# Instructions for the task:
From the material below, list every line containing "MMGL".

# Material to process:
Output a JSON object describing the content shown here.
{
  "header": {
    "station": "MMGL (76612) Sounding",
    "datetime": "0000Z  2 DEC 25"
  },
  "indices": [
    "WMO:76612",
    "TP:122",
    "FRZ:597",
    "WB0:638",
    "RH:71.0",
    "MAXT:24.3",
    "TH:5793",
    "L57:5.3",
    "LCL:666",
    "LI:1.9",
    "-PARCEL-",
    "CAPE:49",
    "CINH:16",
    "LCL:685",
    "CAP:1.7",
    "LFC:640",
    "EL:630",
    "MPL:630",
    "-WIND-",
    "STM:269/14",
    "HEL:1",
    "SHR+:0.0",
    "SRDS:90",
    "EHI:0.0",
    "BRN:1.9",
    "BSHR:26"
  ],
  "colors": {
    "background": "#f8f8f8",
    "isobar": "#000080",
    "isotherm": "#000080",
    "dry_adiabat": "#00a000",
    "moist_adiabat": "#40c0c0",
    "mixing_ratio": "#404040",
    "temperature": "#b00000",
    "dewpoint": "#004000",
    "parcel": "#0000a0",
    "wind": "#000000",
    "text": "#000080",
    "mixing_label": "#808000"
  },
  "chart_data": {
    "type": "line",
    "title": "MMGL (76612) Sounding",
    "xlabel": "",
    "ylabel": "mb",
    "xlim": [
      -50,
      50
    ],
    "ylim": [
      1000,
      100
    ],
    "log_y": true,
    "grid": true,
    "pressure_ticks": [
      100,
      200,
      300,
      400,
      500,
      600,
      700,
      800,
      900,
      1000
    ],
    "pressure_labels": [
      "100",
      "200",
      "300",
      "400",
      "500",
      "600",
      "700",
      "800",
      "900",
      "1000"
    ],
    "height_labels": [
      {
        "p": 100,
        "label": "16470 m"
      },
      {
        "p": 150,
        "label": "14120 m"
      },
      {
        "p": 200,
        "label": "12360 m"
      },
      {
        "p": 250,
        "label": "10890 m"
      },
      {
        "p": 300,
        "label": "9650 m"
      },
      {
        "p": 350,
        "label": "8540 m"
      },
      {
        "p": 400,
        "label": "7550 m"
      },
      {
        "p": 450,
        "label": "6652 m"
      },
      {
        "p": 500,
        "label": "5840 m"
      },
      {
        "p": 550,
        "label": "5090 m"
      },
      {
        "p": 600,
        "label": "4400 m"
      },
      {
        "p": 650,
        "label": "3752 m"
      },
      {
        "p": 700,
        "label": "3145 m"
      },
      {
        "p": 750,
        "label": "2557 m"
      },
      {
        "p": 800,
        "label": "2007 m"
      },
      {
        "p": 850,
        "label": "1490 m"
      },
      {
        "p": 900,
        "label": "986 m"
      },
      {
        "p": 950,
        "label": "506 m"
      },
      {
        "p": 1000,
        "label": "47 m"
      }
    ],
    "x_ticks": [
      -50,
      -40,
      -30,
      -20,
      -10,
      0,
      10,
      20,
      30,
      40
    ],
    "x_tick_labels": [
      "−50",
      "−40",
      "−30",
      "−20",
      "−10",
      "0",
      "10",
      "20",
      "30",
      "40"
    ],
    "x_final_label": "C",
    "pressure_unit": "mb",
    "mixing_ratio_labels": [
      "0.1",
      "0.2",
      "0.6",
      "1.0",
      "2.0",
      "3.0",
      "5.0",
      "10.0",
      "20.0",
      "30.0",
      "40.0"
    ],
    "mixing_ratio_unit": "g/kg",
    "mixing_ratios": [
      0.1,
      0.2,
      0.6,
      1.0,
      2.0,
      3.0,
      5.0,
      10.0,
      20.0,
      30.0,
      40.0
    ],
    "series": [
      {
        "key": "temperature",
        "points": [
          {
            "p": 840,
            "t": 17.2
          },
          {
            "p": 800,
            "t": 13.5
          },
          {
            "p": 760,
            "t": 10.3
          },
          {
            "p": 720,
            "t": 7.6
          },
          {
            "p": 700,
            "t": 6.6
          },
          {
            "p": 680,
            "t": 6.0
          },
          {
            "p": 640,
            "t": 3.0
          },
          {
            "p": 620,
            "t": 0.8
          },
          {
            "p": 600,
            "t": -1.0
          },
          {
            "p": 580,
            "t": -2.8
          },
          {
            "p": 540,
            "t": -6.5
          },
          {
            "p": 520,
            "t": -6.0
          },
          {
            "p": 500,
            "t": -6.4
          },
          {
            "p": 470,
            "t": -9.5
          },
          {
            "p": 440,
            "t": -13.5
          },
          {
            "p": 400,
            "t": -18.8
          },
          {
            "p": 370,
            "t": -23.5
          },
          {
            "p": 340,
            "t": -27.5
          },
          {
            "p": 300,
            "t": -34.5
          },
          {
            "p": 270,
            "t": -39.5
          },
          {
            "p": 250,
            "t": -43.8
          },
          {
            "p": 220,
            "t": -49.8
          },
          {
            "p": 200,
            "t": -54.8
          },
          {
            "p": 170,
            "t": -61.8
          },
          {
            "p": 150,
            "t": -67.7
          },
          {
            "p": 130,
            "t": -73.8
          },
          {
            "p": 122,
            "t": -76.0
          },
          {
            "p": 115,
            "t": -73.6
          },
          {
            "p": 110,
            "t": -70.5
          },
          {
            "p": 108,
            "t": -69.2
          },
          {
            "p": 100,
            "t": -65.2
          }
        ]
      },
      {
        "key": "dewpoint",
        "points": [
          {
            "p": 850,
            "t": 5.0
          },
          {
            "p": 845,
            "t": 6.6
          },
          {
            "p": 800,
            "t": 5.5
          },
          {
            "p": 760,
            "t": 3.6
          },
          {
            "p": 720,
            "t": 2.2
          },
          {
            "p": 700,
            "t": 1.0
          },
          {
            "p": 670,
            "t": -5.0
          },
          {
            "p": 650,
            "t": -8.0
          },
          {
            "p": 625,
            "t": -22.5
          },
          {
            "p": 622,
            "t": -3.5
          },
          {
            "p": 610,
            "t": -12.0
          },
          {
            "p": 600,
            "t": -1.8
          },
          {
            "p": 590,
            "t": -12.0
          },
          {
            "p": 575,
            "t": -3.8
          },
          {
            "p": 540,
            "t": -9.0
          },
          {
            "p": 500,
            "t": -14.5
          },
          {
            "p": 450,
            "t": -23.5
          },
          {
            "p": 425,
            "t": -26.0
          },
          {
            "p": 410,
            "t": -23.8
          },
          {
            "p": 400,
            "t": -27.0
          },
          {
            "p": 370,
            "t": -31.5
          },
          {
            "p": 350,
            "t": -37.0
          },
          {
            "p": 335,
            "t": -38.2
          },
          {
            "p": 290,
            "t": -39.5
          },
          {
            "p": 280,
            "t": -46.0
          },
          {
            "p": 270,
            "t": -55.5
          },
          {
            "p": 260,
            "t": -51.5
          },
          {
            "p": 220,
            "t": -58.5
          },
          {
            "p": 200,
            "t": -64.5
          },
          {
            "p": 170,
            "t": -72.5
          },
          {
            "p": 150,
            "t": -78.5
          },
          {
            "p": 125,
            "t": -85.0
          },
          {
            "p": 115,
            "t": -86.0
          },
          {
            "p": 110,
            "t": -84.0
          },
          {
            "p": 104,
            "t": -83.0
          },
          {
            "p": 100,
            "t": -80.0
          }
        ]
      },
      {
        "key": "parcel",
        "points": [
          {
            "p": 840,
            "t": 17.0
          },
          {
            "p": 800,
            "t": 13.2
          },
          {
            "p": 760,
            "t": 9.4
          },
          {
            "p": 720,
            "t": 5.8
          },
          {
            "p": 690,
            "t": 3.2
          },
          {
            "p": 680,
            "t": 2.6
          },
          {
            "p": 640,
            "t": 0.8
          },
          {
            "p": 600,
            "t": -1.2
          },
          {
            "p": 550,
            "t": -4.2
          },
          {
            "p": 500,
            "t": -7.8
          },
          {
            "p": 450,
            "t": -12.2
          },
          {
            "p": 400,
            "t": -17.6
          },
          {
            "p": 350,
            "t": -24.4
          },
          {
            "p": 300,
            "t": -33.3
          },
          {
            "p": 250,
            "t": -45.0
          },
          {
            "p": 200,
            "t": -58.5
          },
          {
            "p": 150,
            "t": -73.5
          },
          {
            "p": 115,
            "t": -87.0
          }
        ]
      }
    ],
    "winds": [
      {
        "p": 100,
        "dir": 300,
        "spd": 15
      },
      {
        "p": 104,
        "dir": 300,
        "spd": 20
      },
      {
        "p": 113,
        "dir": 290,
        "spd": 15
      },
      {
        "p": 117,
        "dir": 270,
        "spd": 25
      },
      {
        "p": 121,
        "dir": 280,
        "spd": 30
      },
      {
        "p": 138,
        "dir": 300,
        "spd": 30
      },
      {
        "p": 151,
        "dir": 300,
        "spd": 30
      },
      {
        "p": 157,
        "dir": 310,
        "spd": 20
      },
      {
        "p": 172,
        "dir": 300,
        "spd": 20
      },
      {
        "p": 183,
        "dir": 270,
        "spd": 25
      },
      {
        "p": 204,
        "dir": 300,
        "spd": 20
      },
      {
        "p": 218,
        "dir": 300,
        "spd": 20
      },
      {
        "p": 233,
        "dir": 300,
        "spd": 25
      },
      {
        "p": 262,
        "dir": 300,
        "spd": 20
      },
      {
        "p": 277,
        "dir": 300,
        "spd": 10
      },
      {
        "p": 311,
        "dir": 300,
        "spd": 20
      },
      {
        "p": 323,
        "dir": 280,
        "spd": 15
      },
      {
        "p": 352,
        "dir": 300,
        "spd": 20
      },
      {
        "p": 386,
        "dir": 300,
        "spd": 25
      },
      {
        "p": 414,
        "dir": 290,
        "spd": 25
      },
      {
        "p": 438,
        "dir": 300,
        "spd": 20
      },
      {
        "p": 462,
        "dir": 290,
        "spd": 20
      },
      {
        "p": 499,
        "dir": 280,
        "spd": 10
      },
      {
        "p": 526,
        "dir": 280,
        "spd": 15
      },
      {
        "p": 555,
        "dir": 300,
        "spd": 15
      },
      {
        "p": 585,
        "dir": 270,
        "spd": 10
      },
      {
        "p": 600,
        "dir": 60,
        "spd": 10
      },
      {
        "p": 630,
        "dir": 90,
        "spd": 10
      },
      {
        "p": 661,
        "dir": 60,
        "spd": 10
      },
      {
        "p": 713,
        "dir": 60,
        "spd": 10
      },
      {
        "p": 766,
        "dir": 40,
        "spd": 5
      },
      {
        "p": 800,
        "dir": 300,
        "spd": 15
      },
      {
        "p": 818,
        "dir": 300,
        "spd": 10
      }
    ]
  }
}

# Written answer:
    "station": "MMGL (76612) Sounding",
    "title": "MMGL (76612) Sounding",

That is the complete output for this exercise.